(Job): Return all lines where the word "name" can be found.
#####
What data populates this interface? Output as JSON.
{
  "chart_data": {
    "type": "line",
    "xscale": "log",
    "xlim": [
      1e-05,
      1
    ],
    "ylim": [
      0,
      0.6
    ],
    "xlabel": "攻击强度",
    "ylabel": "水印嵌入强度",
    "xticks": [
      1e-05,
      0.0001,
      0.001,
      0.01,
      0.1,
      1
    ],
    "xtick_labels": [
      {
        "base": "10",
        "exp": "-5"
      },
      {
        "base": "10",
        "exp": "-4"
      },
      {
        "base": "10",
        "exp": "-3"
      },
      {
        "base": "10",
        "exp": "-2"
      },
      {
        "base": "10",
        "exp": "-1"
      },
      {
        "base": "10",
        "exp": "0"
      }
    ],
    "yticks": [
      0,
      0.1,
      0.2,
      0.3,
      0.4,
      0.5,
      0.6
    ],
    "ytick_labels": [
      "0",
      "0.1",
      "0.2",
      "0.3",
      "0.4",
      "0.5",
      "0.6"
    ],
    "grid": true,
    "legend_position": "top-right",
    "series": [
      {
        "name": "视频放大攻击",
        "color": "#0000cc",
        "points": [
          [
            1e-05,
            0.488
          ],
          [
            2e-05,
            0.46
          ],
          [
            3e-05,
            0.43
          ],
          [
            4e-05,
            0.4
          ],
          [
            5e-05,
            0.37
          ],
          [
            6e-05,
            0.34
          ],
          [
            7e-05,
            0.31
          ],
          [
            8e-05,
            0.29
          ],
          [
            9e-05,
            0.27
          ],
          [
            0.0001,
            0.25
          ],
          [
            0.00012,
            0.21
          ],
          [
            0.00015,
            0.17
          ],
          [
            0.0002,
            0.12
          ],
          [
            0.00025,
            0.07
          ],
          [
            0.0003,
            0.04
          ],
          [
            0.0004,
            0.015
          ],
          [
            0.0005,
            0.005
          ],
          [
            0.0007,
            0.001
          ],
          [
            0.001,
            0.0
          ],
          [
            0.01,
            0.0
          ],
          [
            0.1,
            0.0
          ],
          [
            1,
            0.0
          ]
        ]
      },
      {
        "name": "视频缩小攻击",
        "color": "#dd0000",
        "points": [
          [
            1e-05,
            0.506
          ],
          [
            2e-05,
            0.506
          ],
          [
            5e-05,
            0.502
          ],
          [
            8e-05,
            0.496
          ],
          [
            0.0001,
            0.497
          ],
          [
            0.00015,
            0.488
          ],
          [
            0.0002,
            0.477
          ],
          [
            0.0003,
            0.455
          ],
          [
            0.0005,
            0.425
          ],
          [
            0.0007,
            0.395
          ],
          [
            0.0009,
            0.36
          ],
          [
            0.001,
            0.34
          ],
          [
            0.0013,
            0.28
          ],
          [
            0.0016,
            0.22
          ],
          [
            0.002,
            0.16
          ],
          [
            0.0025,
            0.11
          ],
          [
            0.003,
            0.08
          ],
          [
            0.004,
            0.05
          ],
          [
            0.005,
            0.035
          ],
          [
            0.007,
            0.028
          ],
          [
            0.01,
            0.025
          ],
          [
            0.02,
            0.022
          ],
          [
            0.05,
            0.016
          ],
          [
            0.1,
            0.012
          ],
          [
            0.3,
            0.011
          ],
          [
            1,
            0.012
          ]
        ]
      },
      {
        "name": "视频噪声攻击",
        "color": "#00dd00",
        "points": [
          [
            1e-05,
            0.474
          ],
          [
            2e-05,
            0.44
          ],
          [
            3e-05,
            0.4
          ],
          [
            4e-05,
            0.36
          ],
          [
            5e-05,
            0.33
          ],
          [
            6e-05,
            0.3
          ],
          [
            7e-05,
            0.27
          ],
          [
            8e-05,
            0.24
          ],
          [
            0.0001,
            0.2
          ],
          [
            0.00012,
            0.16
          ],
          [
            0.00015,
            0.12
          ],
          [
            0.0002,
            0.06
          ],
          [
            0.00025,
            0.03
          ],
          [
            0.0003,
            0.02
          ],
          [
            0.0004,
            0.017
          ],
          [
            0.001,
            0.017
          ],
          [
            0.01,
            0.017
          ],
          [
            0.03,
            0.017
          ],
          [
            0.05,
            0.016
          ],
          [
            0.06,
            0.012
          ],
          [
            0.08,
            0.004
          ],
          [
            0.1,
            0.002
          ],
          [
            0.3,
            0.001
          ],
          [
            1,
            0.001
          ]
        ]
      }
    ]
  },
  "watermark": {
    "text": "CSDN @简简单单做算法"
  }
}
#####
(Written answer):
        "name": "视频放大攻击",
        "name": "视频缩小攻击",
        "name": "视频噪声攻击",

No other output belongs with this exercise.